_STATED PROBLEM_
Pull out every line below that contains the word "Sommers".

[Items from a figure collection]
========

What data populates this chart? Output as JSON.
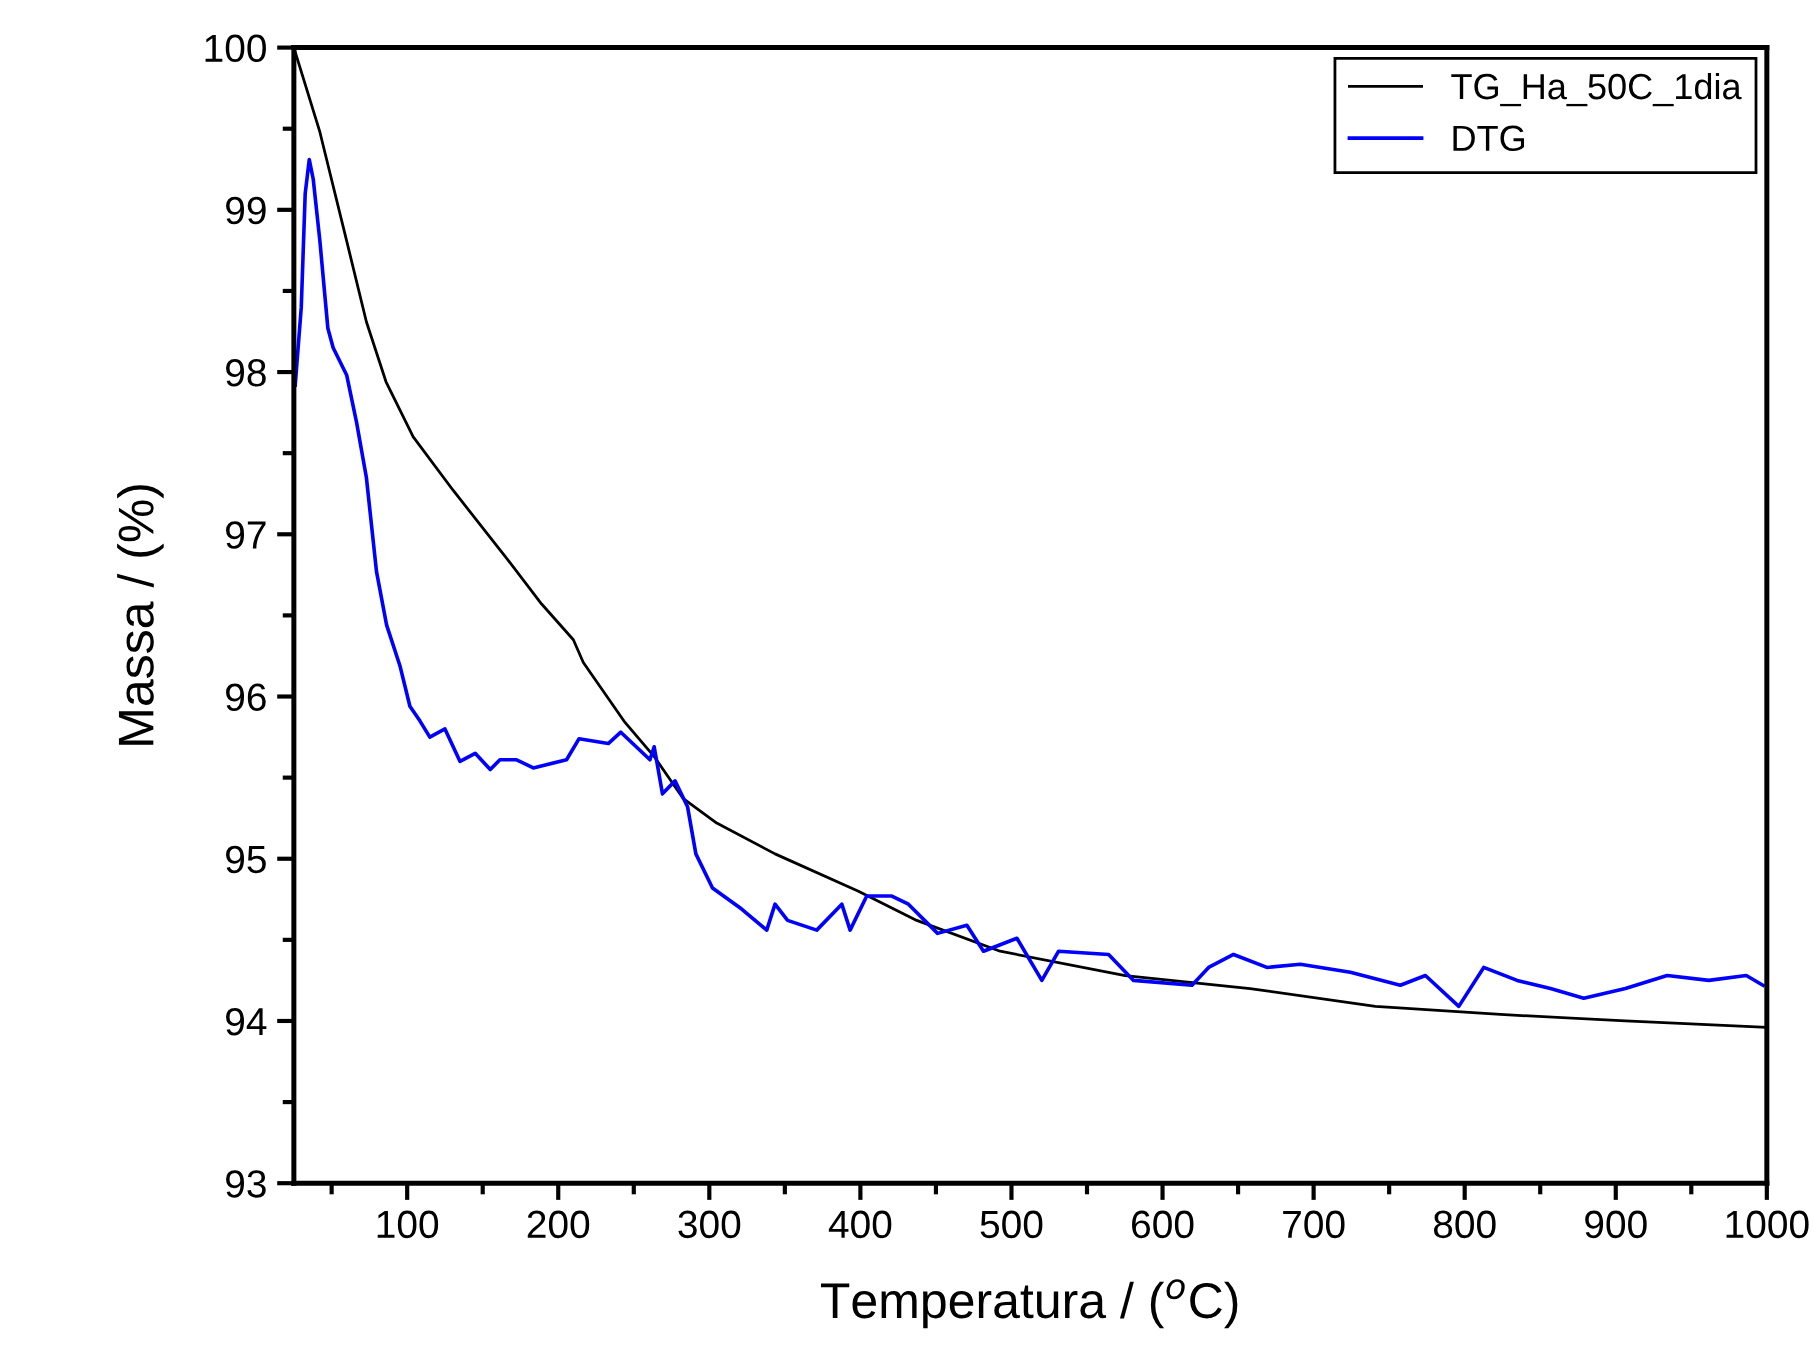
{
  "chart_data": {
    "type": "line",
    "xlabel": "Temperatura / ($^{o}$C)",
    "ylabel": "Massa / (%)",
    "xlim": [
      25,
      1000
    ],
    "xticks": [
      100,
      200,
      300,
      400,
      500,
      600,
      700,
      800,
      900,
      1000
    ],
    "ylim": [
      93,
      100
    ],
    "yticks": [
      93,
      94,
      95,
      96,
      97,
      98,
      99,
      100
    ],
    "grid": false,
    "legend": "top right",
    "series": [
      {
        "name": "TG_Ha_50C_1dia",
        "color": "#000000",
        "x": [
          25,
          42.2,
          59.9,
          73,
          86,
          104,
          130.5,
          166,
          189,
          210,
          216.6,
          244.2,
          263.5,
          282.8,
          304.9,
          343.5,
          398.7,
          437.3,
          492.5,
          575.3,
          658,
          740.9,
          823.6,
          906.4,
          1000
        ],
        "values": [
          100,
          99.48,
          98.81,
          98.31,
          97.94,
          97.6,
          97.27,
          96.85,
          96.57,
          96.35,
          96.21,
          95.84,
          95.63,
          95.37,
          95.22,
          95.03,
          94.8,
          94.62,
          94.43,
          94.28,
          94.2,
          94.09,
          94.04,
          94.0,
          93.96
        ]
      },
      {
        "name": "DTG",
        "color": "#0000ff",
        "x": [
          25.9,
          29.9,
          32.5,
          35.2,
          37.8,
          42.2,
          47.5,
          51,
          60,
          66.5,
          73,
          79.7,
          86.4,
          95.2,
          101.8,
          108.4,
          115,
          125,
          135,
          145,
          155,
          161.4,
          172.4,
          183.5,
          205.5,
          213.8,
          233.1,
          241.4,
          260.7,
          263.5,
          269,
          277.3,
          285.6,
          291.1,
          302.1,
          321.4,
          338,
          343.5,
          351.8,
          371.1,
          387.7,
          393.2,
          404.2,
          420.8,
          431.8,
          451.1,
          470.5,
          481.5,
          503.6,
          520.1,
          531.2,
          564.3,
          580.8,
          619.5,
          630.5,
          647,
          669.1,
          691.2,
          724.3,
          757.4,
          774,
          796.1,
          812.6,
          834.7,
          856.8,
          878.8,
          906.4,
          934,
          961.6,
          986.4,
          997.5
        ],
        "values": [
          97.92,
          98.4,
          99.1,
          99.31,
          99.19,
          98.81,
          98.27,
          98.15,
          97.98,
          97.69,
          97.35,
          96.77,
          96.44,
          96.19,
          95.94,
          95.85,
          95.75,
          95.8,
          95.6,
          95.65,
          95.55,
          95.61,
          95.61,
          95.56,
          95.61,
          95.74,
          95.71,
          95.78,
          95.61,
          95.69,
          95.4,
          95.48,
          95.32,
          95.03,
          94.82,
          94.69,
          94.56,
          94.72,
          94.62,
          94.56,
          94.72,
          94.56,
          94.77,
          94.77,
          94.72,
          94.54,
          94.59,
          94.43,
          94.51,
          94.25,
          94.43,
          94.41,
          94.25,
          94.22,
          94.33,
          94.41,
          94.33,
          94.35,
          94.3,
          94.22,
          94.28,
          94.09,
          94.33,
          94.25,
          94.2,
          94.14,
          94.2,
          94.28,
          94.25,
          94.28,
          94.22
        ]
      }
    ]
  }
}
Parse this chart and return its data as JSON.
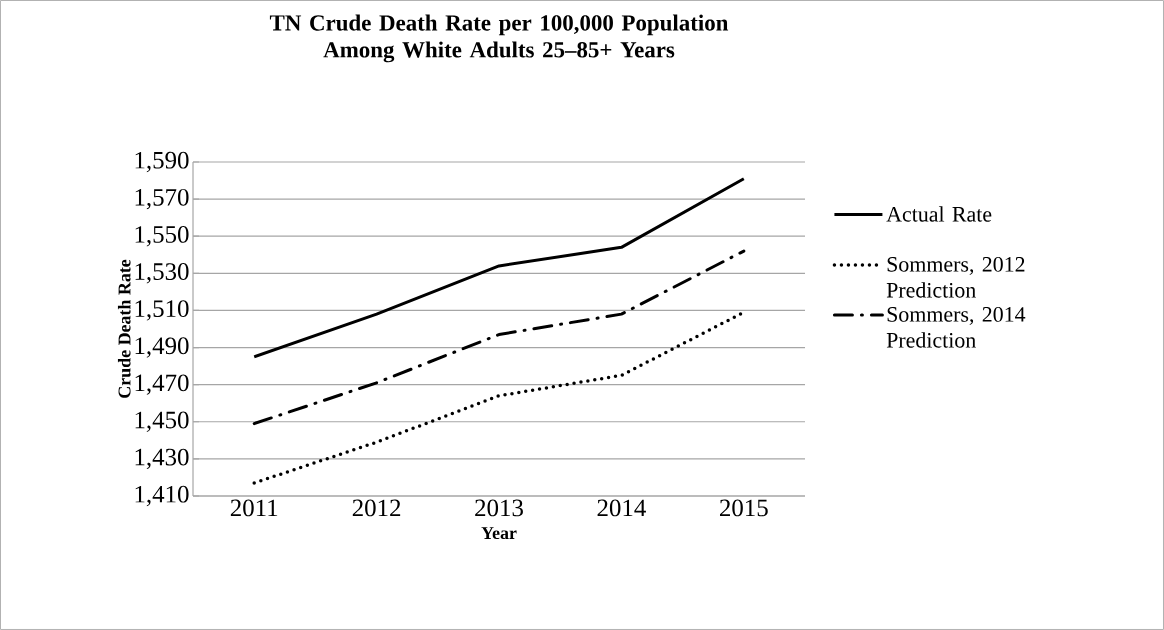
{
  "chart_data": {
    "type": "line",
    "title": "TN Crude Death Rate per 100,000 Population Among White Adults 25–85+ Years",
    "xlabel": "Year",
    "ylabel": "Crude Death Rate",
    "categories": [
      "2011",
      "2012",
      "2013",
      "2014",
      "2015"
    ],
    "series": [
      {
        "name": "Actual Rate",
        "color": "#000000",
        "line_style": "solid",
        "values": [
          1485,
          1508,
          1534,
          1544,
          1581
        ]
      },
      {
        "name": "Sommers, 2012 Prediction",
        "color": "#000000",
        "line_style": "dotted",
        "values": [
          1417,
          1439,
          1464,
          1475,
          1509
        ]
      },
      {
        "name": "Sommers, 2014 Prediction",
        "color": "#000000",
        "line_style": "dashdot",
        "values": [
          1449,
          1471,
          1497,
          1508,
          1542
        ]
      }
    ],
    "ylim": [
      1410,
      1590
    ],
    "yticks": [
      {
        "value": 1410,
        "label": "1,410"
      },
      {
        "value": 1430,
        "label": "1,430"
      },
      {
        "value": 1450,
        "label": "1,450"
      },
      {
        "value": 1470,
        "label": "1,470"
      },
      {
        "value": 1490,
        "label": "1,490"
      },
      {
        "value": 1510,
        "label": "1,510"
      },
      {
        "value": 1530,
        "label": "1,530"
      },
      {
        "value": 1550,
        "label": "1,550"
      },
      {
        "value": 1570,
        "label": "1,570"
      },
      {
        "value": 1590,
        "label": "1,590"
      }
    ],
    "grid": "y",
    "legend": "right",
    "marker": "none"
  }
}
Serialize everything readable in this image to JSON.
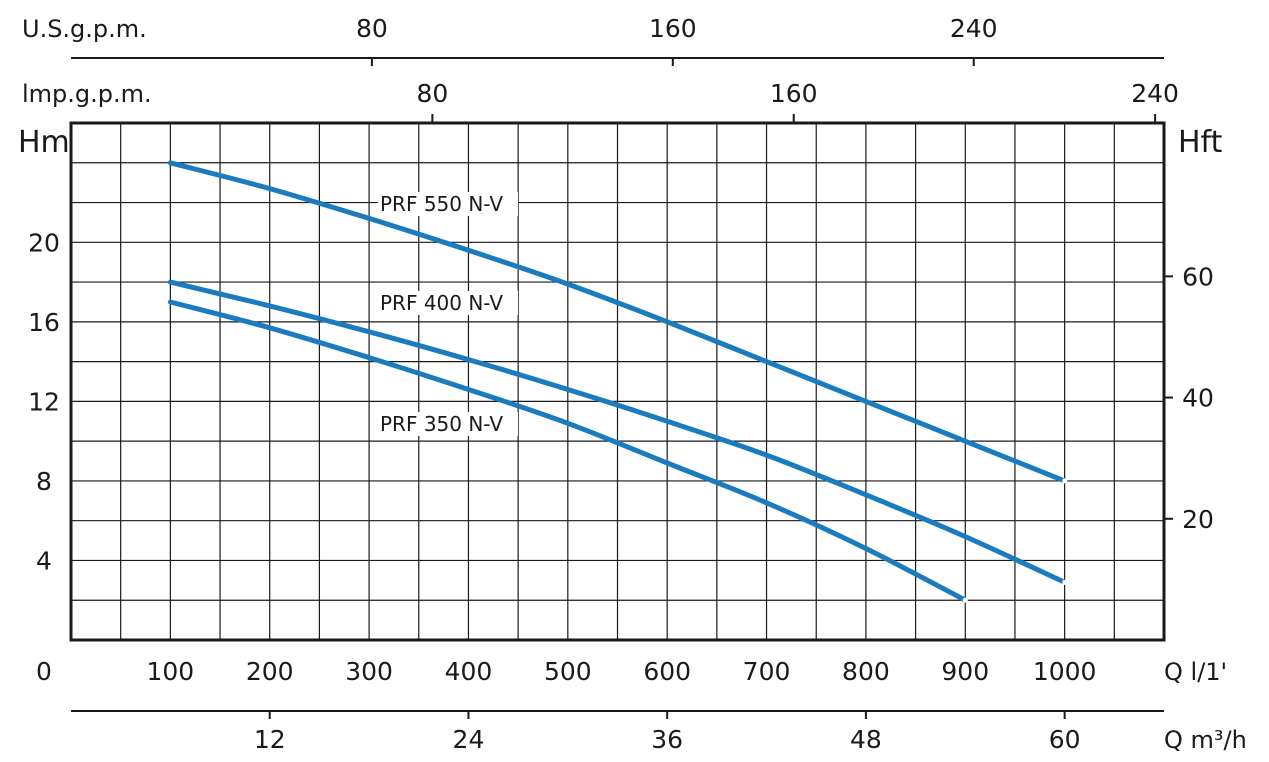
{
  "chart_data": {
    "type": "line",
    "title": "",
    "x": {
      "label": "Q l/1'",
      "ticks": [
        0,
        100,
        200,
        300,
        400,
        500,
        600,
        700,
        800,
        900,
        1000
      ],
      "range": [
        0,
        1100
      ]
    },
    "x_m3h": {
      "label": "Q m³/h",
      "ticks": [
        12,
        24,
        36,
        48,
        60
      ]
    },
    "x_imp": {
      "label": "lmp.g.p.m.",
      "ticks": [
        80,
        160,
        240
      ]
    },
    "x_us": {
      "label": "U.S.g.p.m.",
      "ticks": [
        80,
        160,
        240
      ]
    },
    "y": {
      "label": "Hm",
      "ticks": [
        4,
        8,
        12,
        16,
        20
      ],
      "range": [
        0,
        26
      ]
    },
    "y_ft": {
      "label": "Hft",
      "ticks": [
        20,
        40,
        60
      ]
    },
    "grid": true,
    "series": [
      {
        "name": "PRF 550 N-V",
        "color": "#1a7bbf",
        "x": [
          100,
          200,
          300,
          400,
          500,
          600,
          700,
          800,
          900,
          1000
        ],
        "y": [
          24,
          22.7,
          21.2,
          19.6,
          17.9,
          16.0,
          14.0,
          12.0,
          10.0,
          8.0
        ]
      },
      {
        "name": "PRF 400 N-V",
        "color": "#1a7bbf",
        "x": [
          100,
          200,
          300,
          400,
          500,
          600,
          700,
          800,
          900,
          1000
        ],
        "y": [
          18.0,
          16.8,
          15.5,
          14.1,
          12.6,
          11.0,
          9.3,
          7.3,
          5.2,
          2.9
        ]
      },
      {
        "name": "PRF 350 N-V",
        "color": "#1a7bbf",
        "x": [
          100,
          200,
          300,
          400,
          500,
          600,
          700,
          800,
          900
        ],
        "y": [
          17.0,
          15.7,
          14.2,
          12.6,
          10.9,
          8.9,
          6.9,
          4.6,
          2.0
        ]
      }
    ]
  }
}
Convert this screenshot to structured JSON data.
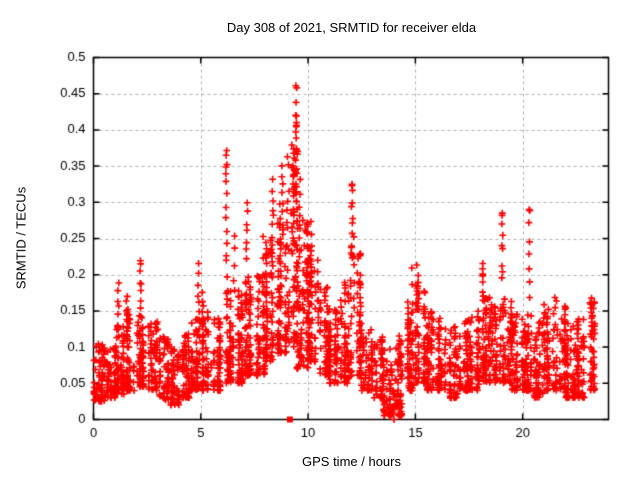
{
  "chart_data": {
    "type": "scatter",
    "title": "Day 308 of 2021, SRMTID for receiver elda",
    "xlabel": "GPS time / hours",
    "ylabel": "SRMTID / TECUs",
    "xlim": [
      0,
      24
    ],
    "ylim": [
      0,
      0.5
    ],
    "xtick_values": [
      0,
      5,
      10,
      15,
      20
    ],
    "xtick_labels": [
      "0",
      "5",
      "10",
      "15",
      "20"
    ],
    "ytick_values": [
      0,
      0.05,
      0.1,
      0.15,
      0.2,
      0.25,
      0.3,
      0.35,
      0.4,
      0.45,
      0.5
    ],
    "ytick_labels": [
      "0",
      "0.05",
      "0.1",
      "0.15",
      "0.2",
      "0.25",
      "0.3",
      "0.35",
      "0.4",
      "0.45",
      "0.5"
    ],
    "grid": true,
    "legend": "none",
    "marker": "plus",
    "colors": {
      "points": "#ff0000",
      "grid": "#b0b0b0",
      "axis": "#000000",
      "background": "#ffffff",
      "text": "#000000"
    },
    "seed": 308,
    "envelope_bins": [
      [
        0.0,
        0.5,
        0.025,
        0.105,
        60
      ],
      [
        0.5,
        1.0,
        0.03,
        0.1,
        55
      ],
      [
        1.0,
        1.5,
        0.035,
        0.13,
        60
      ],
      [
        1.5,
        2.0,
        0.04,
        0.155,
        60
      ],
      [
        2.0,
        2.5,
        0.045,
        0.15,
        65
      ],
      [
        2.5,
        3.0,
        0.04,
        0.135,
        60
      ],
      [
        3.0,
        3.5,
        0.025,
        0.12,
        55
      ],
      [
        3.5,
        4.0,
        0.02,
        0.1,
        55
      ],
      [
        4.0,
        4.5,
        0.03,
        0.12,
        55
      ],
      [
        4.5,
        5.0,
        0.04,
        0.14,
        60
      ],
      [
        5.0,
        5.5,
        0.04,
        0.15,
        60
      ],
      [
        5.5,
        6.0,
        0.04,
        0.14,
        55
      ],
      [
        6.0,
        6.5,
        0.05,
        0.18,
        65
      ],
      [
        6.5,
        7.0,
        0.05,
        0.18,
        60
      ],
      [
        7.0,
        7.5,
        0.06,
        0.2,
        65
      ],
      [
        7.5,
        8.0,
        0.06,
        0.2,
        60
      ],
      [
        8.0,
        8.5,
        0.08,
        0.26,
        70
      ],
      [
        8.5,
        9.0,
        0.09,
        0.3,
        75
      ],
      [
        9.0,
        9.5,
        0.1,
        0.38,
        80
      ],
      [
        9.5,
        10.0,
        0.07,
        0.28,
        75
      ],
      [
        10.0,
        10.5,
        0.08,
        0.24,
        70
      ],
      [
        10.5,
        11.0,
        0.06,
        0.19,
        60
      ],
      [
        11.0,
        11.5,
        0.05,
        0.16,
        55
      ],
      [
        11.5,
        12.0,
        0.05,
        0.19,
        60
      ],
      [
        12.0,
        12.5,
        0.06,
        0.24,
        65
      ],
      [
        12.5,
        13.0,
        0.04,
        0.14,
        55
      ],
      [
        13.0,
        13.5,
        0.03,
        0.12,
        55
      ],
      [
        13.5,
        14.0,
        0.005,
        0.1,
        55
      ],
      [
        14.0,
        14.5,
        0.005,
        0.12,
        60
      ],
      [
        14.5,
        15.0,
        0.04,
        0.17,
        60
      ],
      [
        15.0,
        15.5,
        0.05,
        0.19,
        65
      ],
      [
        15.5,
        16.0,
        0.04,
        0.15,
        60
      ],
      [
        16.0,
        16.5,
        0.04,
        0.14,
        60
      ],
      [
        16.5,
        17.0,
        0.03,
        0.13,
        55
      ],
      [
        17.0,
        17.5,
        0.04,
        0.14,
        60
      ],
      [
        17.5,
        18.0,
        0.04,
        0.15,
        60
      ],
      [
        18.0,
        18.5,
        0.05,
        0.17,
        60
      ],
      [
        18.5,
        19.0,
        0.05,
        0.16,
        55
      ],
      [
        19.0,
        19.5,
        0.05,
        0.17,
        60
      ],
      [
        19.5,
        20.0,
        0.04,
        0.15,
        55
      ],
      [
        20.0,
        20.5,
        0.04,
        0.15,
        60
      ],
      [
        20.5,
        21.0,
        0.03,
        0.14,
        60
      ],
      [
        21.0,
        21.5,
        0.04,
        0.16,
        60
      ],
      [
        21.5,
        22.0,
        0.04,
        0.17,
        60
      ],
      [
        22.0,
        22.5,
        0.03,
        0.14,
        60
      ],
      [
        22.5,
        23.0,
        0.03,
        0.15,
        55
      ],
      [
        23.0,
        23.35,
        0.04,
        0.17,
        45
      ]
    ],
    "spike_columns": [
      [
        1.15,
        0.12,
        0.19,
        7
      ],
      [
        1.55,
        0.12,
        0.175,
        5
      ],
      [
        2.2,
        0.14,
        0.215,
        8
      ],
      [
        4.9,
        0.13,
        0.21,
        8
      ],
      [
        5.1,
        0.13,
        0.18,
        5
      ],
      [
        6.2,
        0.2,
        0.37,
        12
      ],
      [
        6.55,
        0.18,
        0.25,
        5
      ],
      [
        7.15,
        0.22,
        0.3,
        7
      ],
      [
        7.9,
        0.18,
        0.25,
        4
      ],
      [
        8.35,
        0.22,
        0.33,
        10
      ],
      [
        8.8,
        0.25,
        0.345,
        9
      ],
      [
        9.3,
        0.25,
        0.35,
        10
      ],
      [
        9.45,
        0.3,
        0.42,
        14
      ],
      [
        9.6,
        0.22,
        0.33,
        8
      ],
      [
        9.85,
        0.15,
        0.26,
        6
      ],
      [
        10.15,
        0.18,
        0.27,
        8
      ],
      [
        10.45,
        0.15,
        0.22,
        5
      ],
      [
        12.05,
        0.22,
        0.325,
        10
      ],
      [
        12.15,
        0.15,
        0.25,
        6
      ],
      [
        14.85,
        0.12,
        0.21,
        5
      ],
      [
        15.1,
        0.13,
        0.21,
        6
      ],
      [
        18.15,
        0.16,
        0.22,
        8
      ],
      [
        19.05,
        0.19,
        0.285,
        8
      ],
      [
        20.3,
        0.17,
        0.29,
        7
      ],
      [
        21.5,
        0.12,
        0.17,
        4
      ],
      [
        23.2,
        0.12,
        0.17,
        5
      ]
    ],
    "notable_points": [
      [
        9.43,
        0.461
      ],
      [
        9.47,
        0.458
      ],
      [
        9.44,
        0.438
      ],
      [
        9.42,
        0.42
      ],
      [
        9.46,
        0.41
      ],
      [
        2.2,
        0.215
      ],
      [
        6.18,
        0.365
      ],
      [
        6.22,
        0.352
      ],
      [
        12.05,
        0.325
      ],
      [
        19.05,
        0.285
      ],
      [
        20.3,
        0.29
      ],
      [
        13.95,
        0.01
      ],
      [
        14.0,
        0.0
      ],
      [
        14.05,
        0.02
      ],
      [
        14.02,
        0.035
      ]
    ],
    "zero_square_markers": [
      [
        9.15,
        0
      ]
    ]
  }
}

========

_COMPLETED TASK_
        "name": "Sommers, 2012 Prediction",
        "name": "Sommers, 2014 Prediction",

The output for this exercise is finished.